» **What to work on**
(1) In the shelf support instructions, what size of material are the two support braces made from?
(2) Transcribe the part of the shelf support instructions starting at "Now we need to draw" and ending at "falls inside the square.".

» **Provided passage**

Building the Supports for the 24″ Ribbon and Bow Shelf

Photo of the 24" Ribbon and Bow Shelf

24" Ribbon and Bow Shelf

In our last article, I explained how to make the pattern and cut out the back plate for the 24″ Ribbon and Bow Shelf. In this article, I’ll explain how to create the pattern and cut out the shelf support pieces. These pieces are actually easier to cut than to make the pattern so let’s get started.

The two support braces for this shelf measure 4-5/8″ wide x 4-1/2″ high and are made from a piece of 1″ x 6″ material. But before we can start cutting, we first have to construct the pattern. Take the left over piece of poster board from the back plate and using a framing square, lay out a square that measures 4-5/8″ x 4-5/8″. Don’t cut it out yet because we need to draw some arcs and it will be easier to place the compass point on the sheet while it’s still attached to the rest of the poster board.

When you have drawn the square, take a ruler and measure 4-5/32″ from the left side of the box and place a mark inside the square. Now measure down 2″ from the top of the box and place a mark. These two points will intersect at Point #1 as on the illustration below.

Illustration showing point 1 on the shelf brace

Shelf Brace Point #1

Now measure 2-3/8″ from the left side of the box and place a mark. Next measure 4-1/4″ from the top of the box and Point #2 falls at the intersection of these two points as in the illustration below.

Illustration of Point 2 on the shelf brace

Point #2 on shelf brace

Now we need to draw two circles on the square that will form the two arcs on the shelf brace. First take your compass and set the radius to 1-1/2″, place the needle at point #1, and draw a circle as show in the illustration below. I’ve drawn a full circle in the illustration, but you only have to draw the portion of the circle that falls inside the square.

Illustration showing the circle at point 1

1-1/2" circle drawn at point 1

When this circle is drawn, set the compass to a radius of 1-3/8″, set the needle at point #2, and draw a circle as illustrated below.

Illustration of the circle drawn at point 2

1-3/8" circle drawn at point #2

Now we need to shorten the left side so it matches our 4-1/2″ side measurement. Measure 4-1/2″ from the top of the square on the left side and place a mark. Take a framing square and draw a line from the left side toward the right side and stop the line where it intersects the circle at point two as illustrated below.

» **Data extract**

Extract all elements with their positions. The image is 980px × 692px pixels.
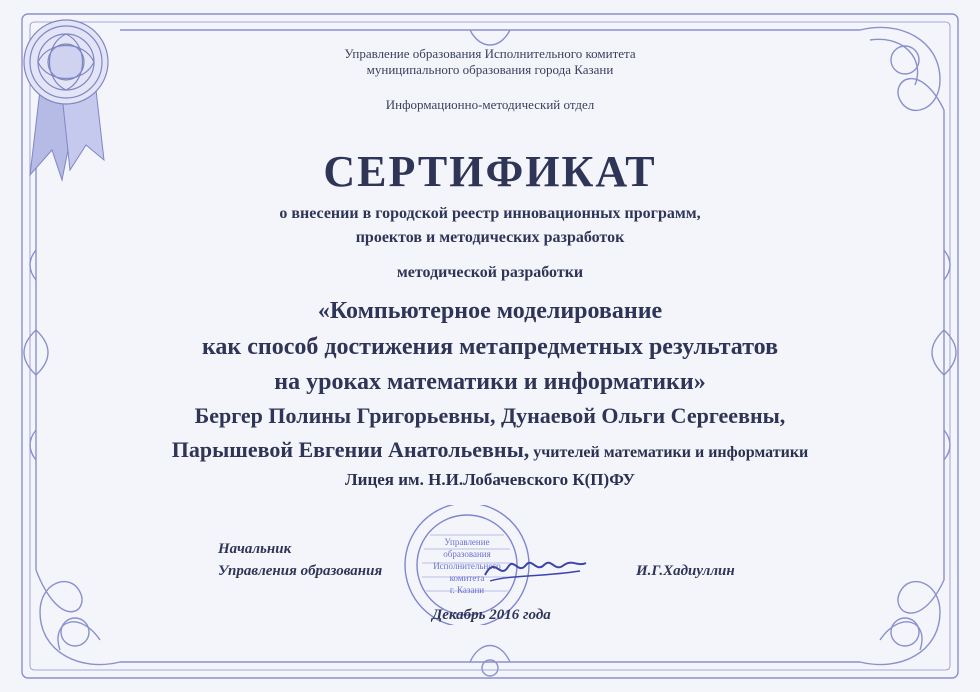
--
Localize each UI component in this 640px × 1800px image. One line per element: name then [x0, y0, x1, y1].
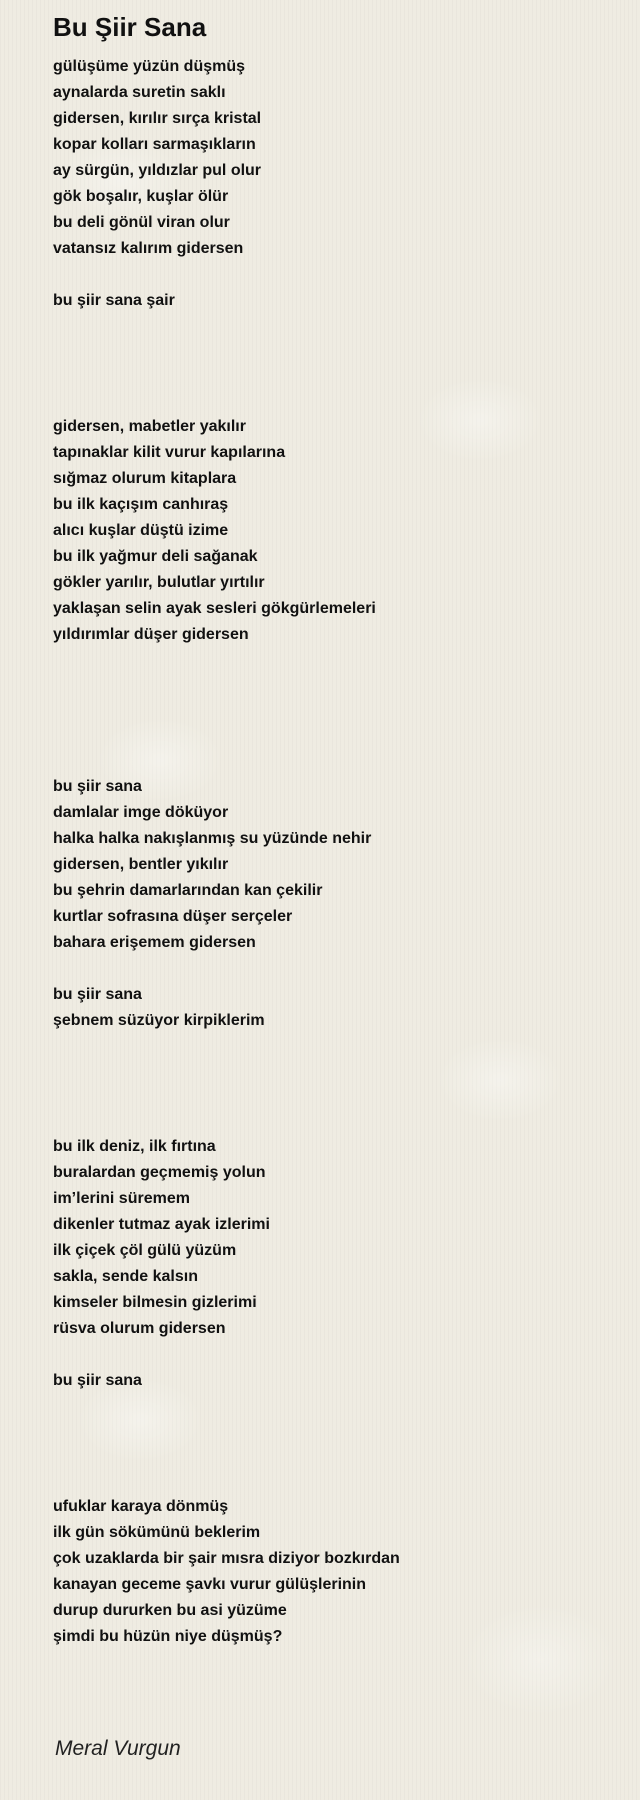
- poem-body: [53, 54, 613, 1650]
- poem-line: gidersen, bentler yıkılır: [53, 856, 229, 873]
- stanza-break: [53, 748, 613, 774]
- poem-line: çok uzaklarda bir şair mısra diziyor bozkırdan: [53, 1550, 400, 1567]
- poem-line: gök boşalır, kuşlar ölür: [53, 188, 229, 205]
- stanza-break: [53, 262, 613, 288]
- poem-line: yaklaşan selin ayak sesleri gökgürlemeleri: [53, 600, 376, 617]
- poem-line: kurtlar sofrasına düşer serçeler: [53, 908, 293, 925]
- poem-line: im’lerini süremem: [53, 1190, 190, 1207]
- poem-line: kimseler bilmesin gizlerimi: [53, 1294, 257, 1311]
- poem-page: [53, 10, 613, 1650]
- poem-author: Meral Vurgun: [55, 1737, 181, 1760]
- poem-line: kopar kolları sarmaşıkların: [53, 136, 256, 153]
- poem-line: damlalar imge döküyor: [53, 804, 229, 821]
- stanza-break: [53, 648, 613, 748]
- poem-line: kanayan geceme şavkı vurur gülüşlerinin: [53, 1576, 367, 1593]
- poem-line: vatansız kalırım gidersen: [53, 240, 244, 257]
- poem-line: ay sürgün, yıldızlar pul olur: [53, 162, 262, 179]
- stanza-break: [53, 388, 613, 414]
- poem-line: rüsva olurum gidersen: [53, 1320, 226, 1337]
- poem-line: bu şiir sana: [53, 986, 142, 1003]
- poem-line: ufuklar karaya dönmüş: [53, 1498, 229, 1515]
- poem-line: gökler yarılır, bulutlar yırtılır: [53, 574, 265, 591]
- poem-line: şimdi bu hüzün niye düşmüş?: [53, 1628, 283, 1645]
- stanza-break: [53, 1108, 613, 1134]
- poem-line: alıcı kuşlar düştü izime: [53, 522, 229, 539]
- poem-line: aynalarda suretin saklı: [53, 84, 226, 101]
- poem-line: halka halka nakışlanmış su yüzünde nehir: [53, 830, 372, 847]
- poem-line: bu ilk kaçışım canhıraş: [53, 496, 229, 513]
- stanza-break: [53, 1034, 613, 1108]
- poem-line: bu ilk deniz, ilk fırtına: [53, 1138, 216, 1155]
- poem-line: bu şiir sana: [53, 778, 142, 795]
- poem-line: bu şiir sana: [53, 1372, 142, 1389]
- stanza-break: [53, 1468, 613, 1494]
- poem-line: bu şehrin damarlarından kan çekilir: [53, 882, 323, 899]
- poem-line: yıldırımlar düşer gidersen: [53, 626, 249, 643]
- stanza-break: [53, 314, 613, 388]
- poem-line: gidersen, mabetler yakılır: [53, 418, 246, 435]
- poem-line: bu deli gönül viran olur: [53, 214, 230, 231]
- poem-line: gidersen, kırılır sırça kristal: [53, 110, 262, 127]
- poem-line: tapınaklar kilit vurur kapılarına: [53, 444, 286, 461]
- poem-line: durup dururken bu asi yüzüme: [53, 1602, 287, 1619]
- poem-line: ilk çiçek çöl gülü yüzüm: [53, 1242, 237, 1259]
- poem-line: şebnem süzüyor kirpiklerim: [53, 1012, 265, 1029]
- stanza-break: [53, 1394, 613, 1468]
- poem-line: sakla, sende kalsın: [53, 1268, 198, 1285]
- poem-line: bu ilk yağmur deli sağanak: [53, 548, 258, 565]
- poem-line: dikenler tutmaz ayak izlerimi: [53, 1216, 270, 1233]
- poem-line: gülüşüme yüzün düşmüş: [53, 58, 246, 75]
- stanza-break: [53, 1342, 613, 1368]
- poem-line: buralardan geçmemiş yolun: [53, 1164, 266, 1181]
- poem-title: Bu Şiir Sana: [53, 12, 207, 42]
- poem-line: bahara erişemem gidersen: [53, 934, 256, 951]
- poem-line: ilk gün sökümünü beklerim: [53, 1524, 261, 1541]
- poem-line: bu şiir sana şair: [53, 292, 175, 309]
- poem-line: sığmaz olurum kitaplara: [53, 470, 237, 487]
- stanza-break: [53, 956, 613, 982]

» **Outputs for the tasks**
(1) A piece of 1″ x 6″ material.

(2)
Now we need to draw two circles on the square that will form the two arcs on the shelf brace. First take your compass and set the radius to 1-1/2″, place the needle at point #1, and draw a circle as show in the illustration below. I’ve drawn a full circle in the illustration, but you only have to draw the portion of the circle that falls inside the square.